Collected data entries

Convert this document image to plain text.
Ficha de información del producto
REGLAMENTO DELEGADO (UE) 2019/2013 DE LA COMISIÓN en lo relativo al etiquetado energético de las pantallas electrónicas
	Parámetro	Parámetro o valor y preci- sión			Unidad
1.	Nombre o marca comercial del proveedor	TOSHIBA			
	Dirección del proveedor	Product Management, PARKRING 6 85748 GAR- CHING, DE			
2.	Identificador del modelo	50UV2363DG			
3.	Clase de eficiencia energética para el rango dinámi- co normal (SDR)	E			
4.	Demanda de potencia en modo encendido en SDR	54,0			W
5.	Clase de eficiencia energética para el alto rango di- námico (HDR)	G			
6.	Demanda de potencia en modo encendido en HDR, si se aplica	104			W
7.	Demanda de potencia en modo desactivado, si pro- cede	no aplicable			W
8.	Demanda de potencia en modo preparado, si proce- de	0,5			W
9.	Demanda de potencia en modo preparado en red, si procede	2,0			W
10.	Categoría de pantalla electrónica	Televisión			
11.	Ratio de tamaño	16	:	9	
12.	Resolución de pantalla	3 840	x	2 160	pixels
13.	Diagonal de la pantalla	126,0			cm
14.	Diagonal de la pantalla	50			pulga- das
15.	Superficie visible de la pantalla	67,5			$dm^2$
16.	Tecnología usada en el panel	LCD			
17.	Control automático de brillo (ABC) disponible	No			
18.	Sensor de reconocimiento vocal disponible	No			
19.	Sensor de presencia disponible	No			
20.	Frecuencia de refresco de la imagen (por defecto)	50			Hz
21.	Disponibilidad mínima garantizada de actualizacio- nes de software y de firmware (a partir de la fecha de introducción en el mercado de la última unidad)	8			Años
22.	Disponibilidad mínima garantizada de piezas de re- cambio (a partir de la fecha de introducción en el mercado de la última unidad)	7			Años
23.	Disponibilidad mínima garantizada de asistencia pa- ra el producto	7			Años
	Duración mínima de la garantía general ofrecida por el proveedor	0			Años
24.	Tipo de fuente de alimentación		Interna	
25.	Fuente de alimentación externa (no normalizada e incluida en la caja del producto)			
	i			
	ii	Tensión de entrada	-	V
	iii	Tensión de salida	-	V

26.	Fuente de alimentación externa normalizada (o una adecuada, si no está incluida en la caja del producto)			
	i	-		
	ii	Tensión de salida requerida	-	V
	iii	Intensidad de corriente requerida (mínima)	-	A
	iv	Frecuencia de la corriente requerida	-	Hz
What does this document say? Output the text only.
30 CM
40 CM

## Task brief
Return the lines above exactly, keeping every word.

## Solution
Convert this document image to plain text.
Ficha de información del producto
REGLAMENTO DELEGADO (UE) 2019/2013 DE LA COMISIÓN en lo relativo al etiquetado energético de las pantallas electrónicas
	Parámetro	Parámetro o valor y preci- sión			Unidad
1.	Nombre o marca comercial del proveedor	TOSHIBA			
	Dirección del proveedor	Product Management, PARKRING 6 85748 GAR- CHING, DE			
2.	Identificador del modelo	50UV2363DG			
3.	Clase de eficiencia energética para el rango dinámi- co normal (SDR)	E			
4.	Demanda de potencia en modo encendido en SDR	54,0			W
5.	Clase de eficiencia energética para el alto rango di- námico (HDR)	G			
6.	Demanda de potencia en modo encendido en HDR, si se aplica	104			W
7.	Demanda de potencia en modo desactivado, si pro- cede	no aplicable			W
8.	Demanda de potencia en modo preparado, si proce- de	0,5			W
9.	Demanda de potencia en modo preparado en red, si procede	2,0			W
10.	Categoría de pantalla electrónica	Televisión			
11.	Ratio de tamaño	16	:	9	
12.	Resolución de pantalla	3 840	x	2 160	pixels
13.	Diagonal de la pantalla	126,0			cm
14.	Diagonal de la pantalla	50			pulga- das
15.	Superficie visible de la pantalla	67,5			$dm^2$
16.	Tecnología usada en el panel	LCD			
17.	Control automático de brillo (ABC) disponible	No			
18.	Sensor de reconocimiento vocal disponible	No			
19.	Sensor de presencia disponible	No			
20.	Frecuencia de refresco de la imagen (por defecto)	50			Hz
21.	Disponibilidad mínima garantizada de actualizacio- nes de software y de firmware (a partir de la fecha de introducción en el mercado de la última unidad)	8			Años
22.	Disponibilidad mínima garantizada de piezas de re- cambio (a partir de la fecha de introducción en el mercado de la última unidad)	7			Años
23.	Disponibilidad mínima garantizada de asistencia pa- ra el producto	7			Años
	Duración mínima de la garantía general ofrecida por el proveedor	0			Años
24.	Tipo de fuente de alimentación		Interna	
25.	Fuente de alimentación externa (no normalizada e incluida en la caja del producto)			
	i			
	ii	Tensión de entrada	-	V
	iii	Tensión de salida	-	V

26.	Fuente de alimentación externa normalizada (o una adecuada, si no está incluida en la caja del producto)			
	i	-		
	ii	Tensión de salida requerida	-	V
	iii	Intensidad de corriente requerida (mínima)	-	A
	iv	Frecuencia de la corriente requerida	-	Hz
What does this document say? Output the text only.
30 CM
40 CM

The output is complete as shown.